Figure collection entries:
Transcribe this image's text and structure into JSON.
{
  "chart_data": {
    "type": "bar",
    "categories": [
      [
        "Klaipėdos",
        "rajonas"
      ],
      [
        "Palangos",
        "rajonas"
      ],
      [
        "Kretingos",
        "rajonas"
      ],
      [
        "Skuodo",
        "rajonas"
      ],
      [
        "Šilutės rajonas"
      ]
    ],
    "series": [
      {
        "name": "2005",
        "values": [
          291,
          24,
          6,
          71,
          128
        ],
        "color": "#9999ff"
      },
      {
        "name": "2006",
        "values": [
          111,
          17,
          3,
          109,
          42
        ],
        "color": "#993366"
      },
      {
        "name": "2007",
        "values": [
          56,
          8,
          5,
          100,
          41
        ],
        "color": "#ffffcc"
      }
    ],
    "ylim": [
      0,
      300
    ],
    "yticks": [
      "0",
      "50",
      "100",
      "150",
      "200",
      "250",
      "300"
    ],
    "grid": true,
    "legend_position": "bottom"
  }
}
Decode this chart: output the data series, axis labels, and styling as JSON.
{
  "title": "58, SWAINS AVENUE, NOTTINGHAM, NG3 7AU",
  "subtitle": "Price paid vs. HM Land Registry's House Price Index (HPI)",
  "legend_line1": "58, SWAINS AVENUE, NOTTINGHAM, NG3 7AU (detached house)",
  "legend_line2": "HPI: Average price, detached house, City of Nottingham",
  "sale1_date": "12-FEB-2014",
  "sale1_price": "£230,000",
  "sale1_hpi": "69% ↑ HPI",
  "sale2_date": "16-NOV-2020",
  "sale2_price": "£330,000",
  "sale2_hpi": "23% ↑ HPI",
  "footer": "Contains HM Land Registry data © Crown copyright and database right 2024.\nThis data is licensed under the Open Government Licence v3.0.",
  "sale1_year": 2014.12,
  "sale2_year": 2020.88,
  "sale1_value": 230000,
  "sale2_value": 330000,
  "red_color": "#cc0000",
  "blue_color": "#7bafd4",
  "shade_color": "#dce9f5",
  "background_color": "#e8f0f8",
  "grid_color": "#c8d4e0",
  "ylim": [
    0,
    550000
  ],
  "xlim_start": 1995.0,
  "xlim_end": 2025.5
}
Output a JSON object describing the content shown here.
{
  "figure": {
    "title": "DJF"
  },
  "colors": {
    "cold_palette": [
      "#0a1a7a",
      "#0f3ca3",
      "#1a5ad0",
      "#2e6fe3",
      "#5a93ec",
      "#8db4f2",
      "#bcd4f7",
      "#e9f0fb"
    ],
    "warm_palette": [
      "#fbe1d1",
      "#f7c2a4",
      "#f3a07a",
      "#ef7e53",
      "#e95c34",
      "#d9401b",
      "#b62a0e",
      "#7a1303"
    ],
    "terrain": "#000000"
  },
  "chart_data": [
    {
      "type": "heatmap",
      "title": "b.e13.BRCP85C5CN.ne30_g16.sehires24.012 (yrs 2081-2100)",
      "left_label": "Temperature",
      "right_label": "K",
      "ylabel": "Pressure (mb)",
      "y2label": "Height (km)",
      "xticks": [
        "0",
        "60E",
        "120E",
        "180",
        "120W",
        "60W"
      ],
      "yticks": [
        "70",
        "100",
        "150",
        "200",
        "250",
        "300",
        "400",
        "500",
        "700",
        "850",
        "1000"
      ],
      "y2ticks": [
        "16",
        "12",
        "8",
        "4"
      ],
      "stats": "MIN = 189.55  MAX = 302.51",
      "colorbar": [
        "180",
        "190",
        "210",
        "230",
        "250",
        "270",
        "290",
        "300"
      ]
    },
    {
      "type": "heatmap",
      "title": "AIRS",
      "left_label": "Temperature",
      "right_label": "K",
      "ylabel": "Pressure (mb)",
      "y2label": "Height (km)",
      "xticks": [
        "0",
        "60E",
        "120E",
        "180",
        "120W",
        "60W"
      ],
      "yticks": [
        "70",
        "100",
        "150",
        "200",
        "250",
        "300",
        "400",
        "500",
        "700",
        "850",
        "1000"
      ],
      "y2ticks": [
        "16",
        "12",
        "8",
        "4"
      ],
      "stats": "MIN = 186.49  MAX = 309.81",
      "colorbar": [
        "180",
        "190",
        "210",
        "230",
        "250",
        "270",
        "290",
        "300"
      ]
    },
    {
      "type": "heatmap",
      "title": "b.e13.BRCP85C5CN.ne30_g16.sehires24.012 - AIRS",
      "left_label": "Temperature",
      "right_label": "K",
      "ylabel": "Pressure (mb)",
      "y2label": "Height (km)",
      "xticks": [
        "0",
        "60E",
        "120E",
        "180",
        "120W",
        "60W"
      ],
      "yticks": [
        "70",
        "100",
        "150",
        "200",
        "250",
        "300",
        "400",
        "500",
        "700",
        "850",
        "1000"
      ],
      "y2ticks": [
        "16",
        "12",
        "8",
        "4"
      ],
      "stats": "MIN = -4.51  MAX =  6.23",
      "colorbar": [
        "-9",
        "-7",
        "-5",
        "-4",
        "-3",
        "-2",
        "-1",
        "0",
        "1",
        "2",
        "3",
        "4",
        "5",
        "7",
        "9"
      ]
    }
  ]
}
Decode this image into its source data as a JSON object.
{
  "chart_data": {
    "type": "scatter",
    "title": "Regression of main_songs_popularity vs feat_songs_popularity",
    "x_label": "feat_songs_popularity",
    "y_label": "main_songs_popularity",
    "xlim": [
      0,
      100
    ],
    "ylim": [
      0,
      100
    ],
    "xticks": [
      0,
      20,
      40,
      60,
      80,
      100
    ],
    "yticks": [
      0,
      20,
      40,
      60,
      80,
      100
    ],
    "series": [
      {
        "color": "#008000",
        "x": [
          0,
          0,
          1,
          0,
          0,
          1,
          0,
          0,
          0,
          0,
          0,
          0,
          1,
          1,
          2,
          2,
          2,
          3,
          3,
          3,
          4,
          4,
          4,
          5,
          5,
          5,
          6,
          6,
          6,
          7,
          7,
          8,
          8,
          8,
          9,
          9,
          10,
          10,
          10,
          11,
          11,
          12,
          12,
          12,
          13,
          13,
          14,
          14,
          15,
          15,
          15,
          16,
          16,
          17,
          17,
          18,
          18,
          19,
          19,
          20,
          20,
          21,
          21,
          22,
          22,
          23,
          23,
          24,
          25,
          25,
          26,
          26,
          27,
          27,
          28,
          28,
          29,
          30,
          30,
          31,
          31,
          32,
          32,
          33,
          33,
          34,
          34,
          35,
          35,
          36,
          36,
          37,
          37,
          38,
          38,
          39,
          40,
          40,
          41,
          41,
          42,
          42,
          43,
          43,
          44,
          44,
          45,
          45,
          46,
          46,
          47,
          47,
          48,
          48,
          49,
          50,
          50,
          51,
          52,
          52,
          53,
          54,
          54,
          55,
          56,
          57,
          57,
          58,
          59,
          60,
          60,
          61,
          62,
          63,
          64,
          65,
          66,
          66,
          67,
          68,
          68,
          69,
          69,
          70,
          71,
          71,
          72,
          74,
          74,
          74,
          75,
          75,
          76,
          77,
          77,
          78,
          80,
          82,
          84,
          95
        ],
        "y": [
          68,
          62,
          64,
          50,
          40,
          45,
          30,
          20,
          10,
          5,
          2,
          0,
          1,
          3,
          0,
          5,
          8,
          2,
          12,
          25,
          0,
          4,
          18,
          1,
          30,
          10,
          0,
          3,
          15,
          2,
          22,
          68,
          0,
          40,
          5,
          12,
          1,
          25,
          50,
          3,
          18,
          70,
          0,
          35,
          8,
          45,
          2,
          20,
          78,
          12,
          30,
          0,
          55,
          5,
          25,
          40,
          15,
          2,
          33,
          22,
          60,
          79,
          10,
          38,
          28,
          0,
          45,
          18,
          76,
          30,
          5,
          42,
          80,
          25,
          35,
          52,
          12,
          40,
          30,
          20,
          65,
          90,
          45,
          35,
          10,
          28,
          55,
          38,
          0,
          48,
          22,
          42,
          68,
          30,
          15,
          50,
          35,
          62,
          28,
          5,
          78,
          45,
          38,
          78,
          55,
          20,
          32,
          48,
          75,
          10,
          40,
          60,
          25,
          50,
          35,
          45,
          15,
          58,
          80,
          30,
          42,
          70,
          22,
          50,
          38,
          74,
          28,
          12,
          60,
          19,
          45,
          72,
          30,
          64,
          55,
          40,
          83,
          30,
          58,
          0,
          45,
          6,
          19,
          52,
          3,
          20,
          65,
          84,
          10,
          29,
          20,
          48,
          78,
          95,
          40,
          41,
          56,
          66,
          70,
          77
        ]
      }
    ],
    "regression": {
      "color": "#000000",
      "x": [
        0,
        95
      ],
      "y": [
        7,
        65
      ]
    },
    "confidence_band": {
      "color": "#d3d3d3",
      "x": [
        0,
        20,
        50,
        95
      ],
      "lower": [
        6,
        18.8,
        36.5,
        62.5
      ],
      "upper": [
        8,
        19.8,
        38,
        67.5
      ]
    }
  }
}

- Given request
Where does the word "image" appear? Return each line that holds it.

- The response
Transcribe this image's text and structure into JSON.
Decode this image into its source data as a JSON object.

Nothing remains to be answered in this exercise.